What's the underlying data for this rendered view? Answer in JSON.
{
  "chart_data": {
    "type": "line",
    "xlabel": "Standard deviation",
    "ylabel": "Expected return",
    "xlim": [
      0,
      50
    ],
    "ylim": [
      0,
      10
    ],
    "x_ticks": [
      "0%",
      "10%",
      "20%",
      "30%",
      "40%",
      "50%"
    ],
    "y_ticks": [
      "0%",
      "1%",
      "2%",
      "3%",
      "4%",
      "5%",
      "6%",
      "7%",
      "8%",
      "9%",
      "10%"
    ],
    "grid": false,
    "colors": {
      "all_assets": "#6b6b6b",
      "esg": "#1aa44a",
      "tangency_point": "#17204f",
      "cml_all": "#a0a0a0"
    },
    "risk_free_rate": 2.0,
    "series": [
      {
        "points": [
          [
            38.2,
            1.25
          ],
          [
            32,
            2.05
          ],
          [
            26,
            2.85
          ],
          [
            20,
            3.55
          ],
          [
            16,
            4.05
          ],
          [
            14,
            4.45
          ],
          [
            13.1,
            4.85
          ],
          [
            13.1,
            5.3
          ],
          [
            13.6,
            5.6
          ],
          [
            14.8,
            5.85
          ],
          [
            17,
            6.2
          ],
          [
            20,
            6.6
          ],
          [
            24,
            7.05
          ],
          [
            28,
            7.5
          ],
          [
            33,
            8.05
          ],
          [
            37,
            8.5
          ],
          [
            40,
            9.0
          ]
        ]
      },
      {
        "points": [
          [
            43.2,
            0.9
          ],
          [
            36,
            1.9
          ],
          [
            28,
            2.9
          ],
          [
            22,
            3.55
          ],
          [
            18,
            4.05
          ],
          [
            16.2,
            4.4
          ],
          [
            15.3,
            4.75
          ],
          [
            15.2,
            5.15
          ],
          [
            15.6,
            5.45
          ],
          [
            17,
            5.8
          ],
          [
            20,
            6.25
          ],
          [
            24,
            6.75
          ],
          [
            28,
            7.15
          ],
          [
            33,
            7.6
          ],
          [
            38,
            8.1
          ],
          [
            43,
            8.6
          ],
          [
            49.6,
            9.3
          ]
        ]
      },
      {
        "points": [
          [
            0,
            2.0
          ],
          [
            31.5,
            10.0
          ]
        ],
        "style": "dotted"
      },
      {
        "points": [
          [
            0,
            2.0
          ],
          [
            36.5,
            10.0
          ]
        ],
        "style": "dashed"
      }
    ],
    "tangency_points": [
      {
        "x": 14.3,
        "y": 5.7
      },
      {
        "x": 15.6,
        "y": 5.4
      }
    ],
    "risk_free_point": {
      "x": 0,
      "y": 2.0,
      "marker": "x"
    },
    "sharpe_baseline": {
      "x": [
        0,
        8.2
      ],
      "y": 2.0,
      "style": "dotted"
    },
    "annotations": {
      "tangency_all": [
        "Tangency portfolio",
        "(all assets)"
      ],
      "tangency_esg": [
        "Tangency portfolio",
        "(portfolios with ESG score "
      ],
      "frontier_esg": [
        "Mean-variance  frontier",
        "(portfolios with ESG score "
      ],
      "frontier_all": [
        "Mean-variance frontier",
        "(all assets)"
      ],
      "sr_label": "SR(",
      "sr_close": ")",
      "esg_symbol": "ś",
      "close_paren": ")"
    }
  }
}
⁂
### EXERCISE INSTRUCTIONS
Give an exact copy of all the data shown above.

### WRITTEN REPLY
What's the underlying data for this rendered view? Answer in JSON.
{
  "chart_data": {
    "type": "line",
    "xlabel": "Standard deviation",
    "ylabel": "Expected return",
    "xlim": [
      0,
      50
    ],
    "ylim": [
      0,
      10
    ],
    "x_ticks": [
      "0%",
      "10%",
      "20%",
      "30%",
      "40%",
      "50%"
    ],
    "y_ticks": [
      "0%",
      "1%",
      "2%",
      "3%",
      "4%",
      "5%",
      "6%",
      "7%",
      "8%",
      "9%",
      "10%"
    ],
    "grid": false,
    "colors": {
      "all_assets": "#6b6b6b",
      "esg": "#1aa44a",
      "tangency_point": "#17204f",
      "cml_all": "#a0a0a0"
    },
    "risk_free_rate": 2.0,
    "series": [
      {
        "points": [
          [
            38.2,
            1.25
          ],
          [
            32,
            2.05
          ],
          [
            26,
            2.85
          ],
          [
            20,
            3.55
          ],
          [
            16,
            4.05
          ],
          [
            14,
            4.45
          ],
          [
            13.1,
            4.85
          ],
          [
            13.1,
            5.3
          ],
          [
            13.6,
            5.6
          ],
          [
            14.8,
            5.85
          ],
          [
            17,
            6.2
          ],
          [
            20,
            6.6
          ],
          [
            24,
            7.05
          ],
          [
            28,
            7.5
          ],
          [
            33,
            8.05
          ],
          [
            37,
            8.5
          ],
          [
            40,
            9.0
          ]
        ]
      },
      {
        "points": [
          [
            43.2,
            0.9
          ],
          [
            36,
            1.9
          ],
          [
            28,
            2.9
          ],
          [
            22,
            3.55
          ],
          [
            18,
            4.05
          ],
          [
            16.2,
            4.4
          ],
          [
            15.3,
            4.75
          ],
          [
            15.2,
            5.15
          ],
          [
            15.6,
            5.45
          ],
          [
            17,
            5.8
          ],
          [
            20,
            6.25
          ],
          [
            24,
            6.75
          ],
          [
            28,
            7.15
          ],
          [
            33,
            7.6
          ],
          [
            38,
            8.1
          ],
          [
            43,
            8.6
          ],
          [
            49.6,
            9.3
          ]
        ]
      },
      {
        "points": [
          [
            0,
            2.0
          ],
          [
            31.5,
            10.0
          ]
        ],
        "style": "dotted"
      },
      {
        "points": [
          [
            0,
            2.0
          ],
          [
            36.5,
            10.0
          ]
        ],
        "style": "dashed"
      }
    ],
    "tangency_points": [
      {
        "x": 14.3,
        "y": 5.7
      },
      {
        "x": 15.6,
        "y": 5.4
      }
    ],
    "risk_free_point": {
      "x": 0,
      "y": 2.0,
      "marker": "x"
    },
    "sharpe_baseline": {
      "x": [
        0,
        8.2
      ],
      "y": 2.0,
      "style": "dotted"
    },
    "annotations": {
      "tangency_all": [
        "Tangency portfolio",
        "(all assets)"
      ],
      "tangency_esg": [
        "Tangency portfolio",
        "(portfolios with ESG score "
      ],
      "frontier_esg": [
        "Mean-variance  frontier",
        "(portfolios with ESG score "
      ],
      "frontier_all": [
        "Mean-variance frontier",
        "(all assets)"
      ],
      "sr_label": "SR(",
      "sr_close": ")",
      "esg_symbol": "ś",
      "close_paren": ")"
    }
  }
}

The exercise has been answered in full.